→ **Your goal**:
Across the listing below, how many lines hold "name"? Reply with the number by itself.

→ **Task data**:
■ ■ ■ ■ ■

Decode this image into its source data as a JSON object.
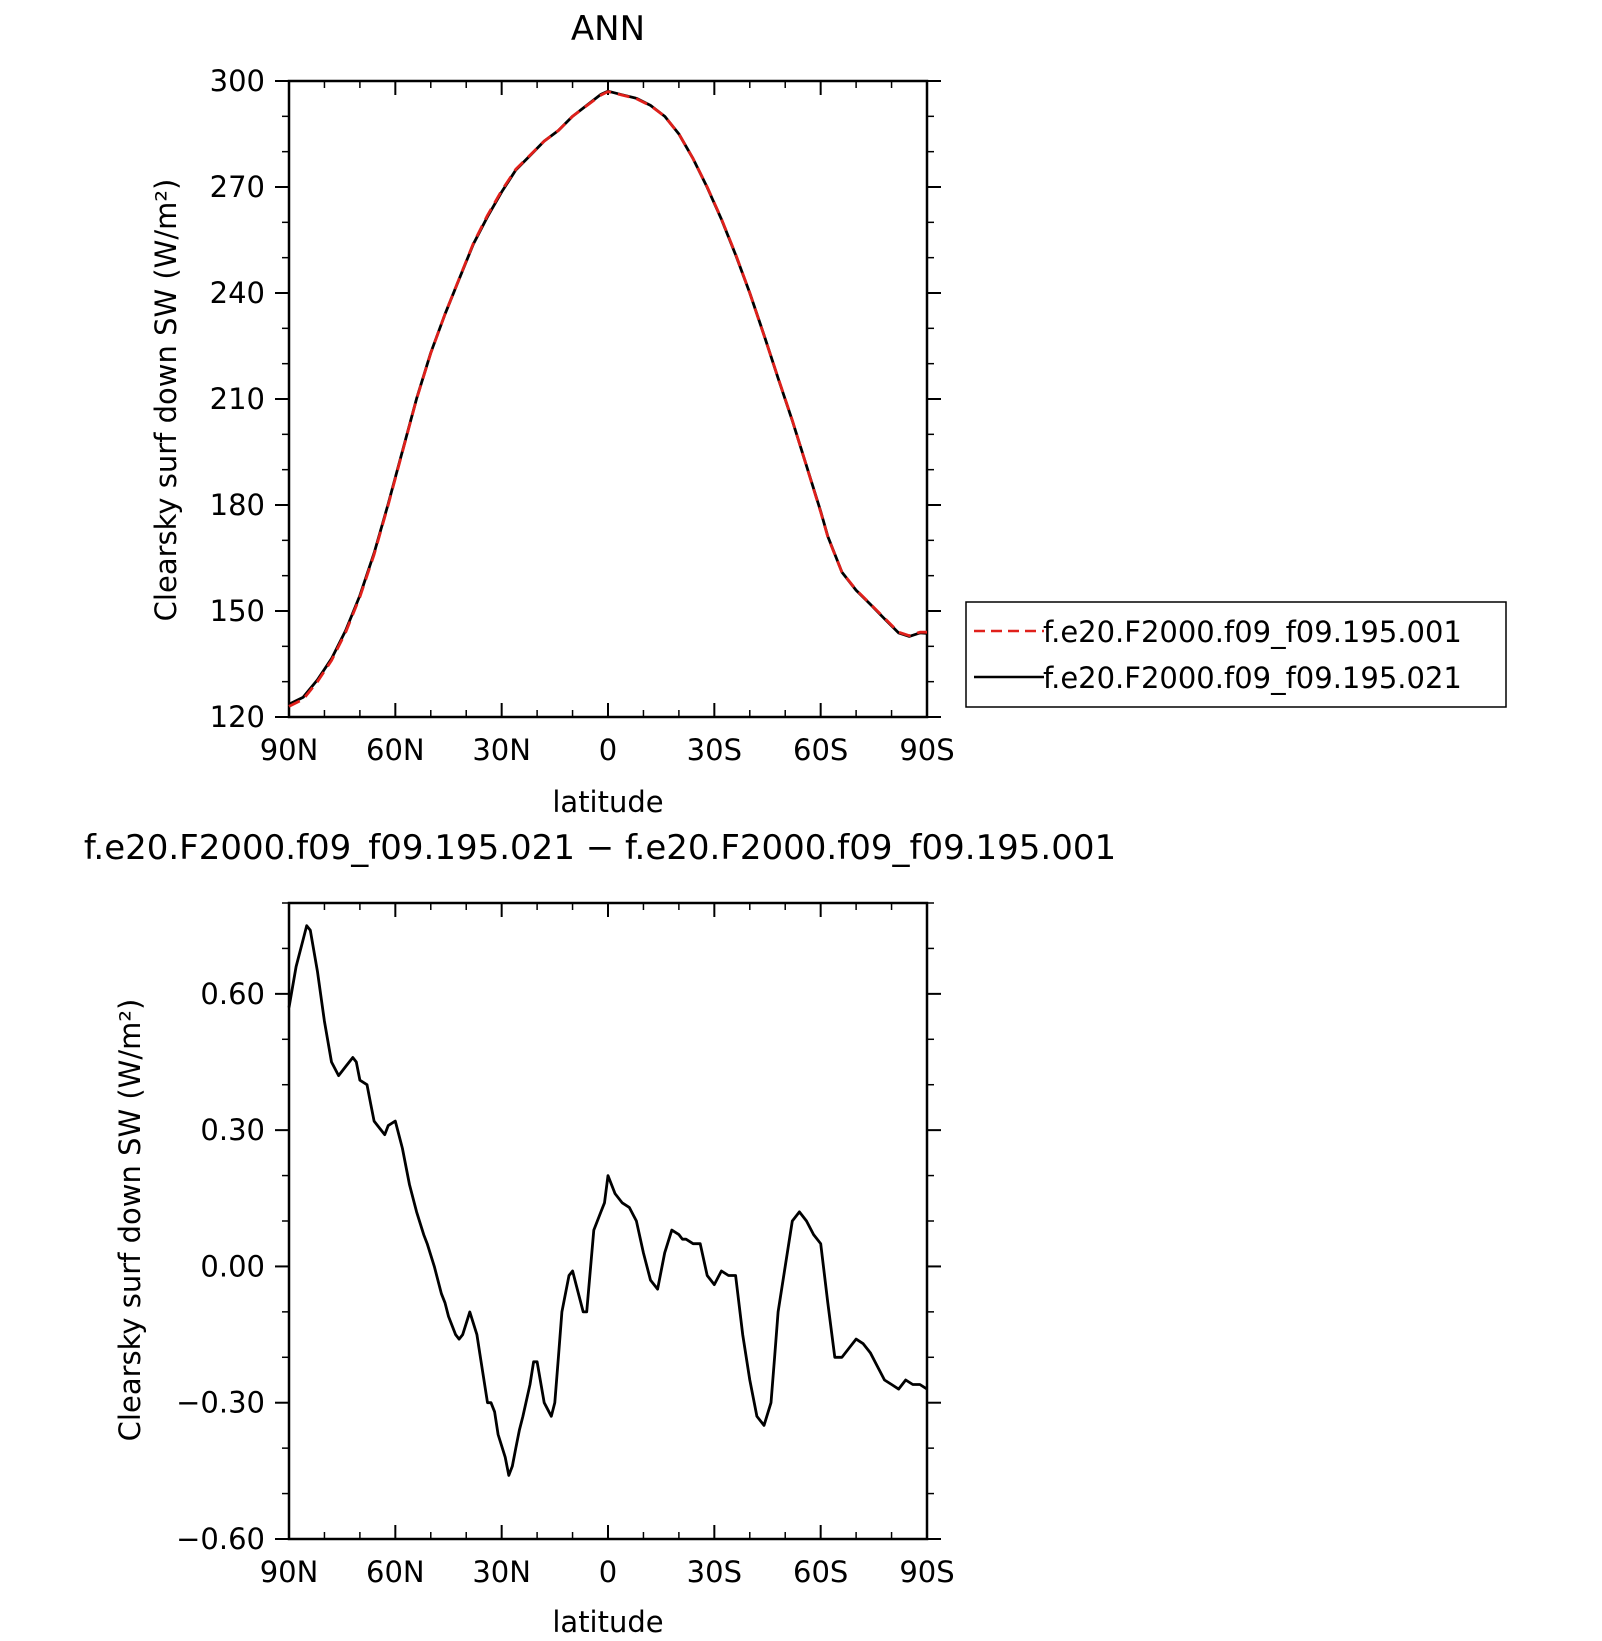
{
  "chart_data": [
    {
      "type": "line",
      "title": "ANN",
      "xlabel": "latitude",
      "ylabel": "Clearsky surf down SW (W/m²)",
      "xlim": [
        90,
        -90
      ],
      "ylim": [
        120,
        300
      ],
      "xticks": [
        {
          "value": 90,
          "label": "90N"
        },
        {
          "value": 60,
          "label": "60N"
        },
        {
          "value": 30,
          "label": "30N"
        },
        {
          "value": 0,
          "label": "0"
        },
        {
          "value": -30,
          "label": "30S"
        },
        {
          "value": -60,
          "label": "60S"
        },
        {
          "value": -90,
          "label": "90S"
        }
      ],
      "yticks": [
        {
          "value": 300,
          "label": "300"
        },
        {
          "value": 270,
          "label": "270"
        },
        {
          "value": 240,
          "label": "240"
        },
        {
          "value": 210,
          "label": "210"
        },
        {
          "value": 180,
          "label": "180"
        },
        {
          "value": 150,
          "label": "150"
        },
        {
          "value": 120,
          "label": "120"
        }
      ],
      "legend_position": "right",
      "series": [
        {
          "name": "f.e20.F2000.f09_f09.195.001",
          "color": "#e0201b",
          "dash": true,
          "x": [
            90,
            86,
            82,
            78,
            74,
            70,
            66,
            62,
            58,
            54,
            50,
            46,
            42,
            38,
            34,
            30,
            26,
            22,
            18,
            14,
            10,
            6,
            2,
            0,
            -4,
            -8,
            -12,
            -16,
            -20,
            -24,
            -28,
            -32,
            -36,
            -40,
            -44,
            -48,
            -52,
            -56,
            -60,
            -62,
            -64,
            -66,
            -70,
            -74,
            -78,
            -82,
            -85,
            -88,
            -90
          ],
          "y": [
            123,
            125,
            130,
            136,
            144,
            154,
            166,
            180,
            195,
            210,
            223,
            234,
            244,
            254,
            262,
            269,
            275,
            279,
            283,
            286,
            290,
            293,
            296,
            297,
            296,
            295,
            293,
            290,
            285,
            278,
            270,
            261,
            251,
            240,
            228,
            216,
            204,
            191,
            178,
            171,
            166,
            161,
            156,
            152,
            148,
            144,
            143,
            144,
            144
          ]
        },
        {
          "name": "f.e20.F2000.f09_f09.195.021",
          "color": "#000000",
          "dash": false,
          "x": [
            90,
            86,
            82,
            78,
            74,
            70,
            66,
            62,
            58,
            54,
            50,
            46,
            42,
            38,
            34,
            30,
            26,
            22,
            18,
            14,
            10,
            6,
            2,
            0,
            -4,
            -8,
            -12,
            -16,
            -20,
            -24,
            -28,
            -32,
            -36,
            -40,
            -44,
            -48,
            -52,
            -56,
            -60,
            -62,
            -64,
            -66,
            -70,
            -74,
            -78,
            -82,
            -85,
            -88,
            -90
          ],
          "y": [
            123.6,
            125.6,
            130.5,
            136.5,
            144.5,
            154.4,
            166.4,
            180.3,
            195.2,
            210.1,
            223.1,
            234,
            243.9,
            253.8,
            261.6,
            268.6,
            274.8,
            278.9,
            283,
            286,
            290,
            293.1,
            296.2,
            297.1,
            296.1,
            295.1,
            293.1,
            290,
            285,
            278,
            269.9,
            260.9,
            250.8,
            240,
            228.1,
            215.9,
            203.9,
            191.1,
            178.2,
            171.1,
            166.1,
            161,
            155.9,
            151.9,
            147.8,
            143.8,
            142.8,
            143.8,
            143.7
          ]
        }
      ]
    },
    {
      "type": "line",
      "title": "f.e20.F2000.f09_f09.195.021 − f.e20.F2000.f09_f09.195.001",
      "xlabel": "latitude",
      "ylabel": "Clearsky surf down SW (W/m²)",
      "xlim": [
        90,
        -90
      ],
      "ylim": [
        -0.6,
        0.8
      ],
      "xticks": [
        {
          "value": 90,
          "label": "90N"
        },
        {
          "value": 60,
          "label": "60N"
        },
        {
          "value": 30,
          "label": "30N"
        },
        {
          "value": 0,
          "label": "0"
        },
        {
          "value": -30,
          "label": "30S"
        },
        {
          "value": -60,
          "label": "60S"
        },
        {
          "value": -90,
          "label": "90S"
        }
      ],
      "yticks": [
        {
          "value": 0.6,
          "label": "0.60"
        },
        {
          "value": 0.3,
          "label": "0.30"
        },
        {
          "value": 0.0,
          "label": "0.00"
        },
        {
          "value": -0.3,
          "label": "−0.30"
        },
        {
          "value": -0.6,
          "label": "−0.60"
        }
      ],
      "series": [
        {
          "color": "#000000",
          "dash": false,
          "x": [
            90,
            88,
            86,
            85,
            84,
            82,
            80,
            78,
            76,
            74,
            72,
            71,
            70,
            68,
            67,
            66,
            65,
            63,
            62,
            60,
            58,
            56,
            54,
            52,
            51,
            49,
            47,
            46,
            45,
            43,
            42,
            41,
            39,
            37,
            36,
            34,
            33,
            32,
            31,
            29,
            28,
            27,
            26,
            25,
            24,
            22,
            21,
            20,
            18,
            16,
            15,
            14,
            13,
            11,
            10,
            9,
            7,
            6,
            4,
            2,
            1,
            0,
            -2,
            -4,
            -6,
            -8,
            -10,
            -12,
            -14,
            -16,
            -18,
            -20,
            -21,
            -22,
            -24,
            -26,
            -28,
            -30,
            -32,
            -34,
            -36,
            -38,
            -40,
            -42,
            -44,
            -46,
            -47,
            -48,
            -50,
            -52,
            -54,
            -56,
            -58,
            -60,
            -62,
            -64,
            -66,
            -68,
            -70,
            -72,
            -74,
            -76,
            -78,
            -80,
            -82,
            -84,
            -86,
            -88,
            -90
          ],
          "y": [
            0.57,
            0.66,
            0.72,
            0.75,
            0.74,
            0.65,
            0.54,
            0.45,
            0.42,
            0.44,
            0.46,
            0.45,
            0.41,
            0.4,
            0.36,
            0.32,
            0.31,
            0.29,
            0.31,
            0.32,
            0.26,
            0.18,
            0.12,
            0.07,
            0.05,
            0.0,
            -0.06,
            -0.08,
            -0.11,
            -0.15,
            -0.16,
            -0.15,
            -0.1,
            -0.15,
            -0.2,
            -0.3,
            -0.3,
            -0.32,
            -0.37,
            -0.42,
            -0.46,
            -0.44,
            -0.4,
            -0.36,
            -0.33,
            -0.26,
            -0.21,
            -0.21,
            -0.3,
            -0.33,
            -0.3,
            -0.2,
            -0.1,
            -0.02,
            -0.01,
            -0.04,
            -0.1,
            -0.1,
            0.08,
            0.12,
            0.14,
            0.2,
            0.16,
            0.14,
            0.13,
            0.1,
            0.03,
            -0.03,
            -0.05,
            0.03,
            0.08,
            0.07,
            0.06,
            0.06,
            0.05,
            0.05,
            -0.02,
            -0.04,
            -0.01,
            -0.02,
            -0.02,
            -0.15,
            -0.25,
            -0.33,
            -0.35,
            -0.3,
            -0.2,
            -0.1,
            0.0,
            0.1,
            0.12,
            0.1,
            0.07,
            0.05,
            -0.08,
            -0.2,
            -0.2,
            -0.18,
            -0.16,
            -0.17,
            -0.19,
            -0.22,
            -0.25,
            -0.26,
            -0.27,
            -0.25,
            -0.26,
            -0.26,
            -0.27
          ]
        }
      ]
    }
  ]
}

■ ■ ■ ■ ■

→ **Reply to the exercise**:
2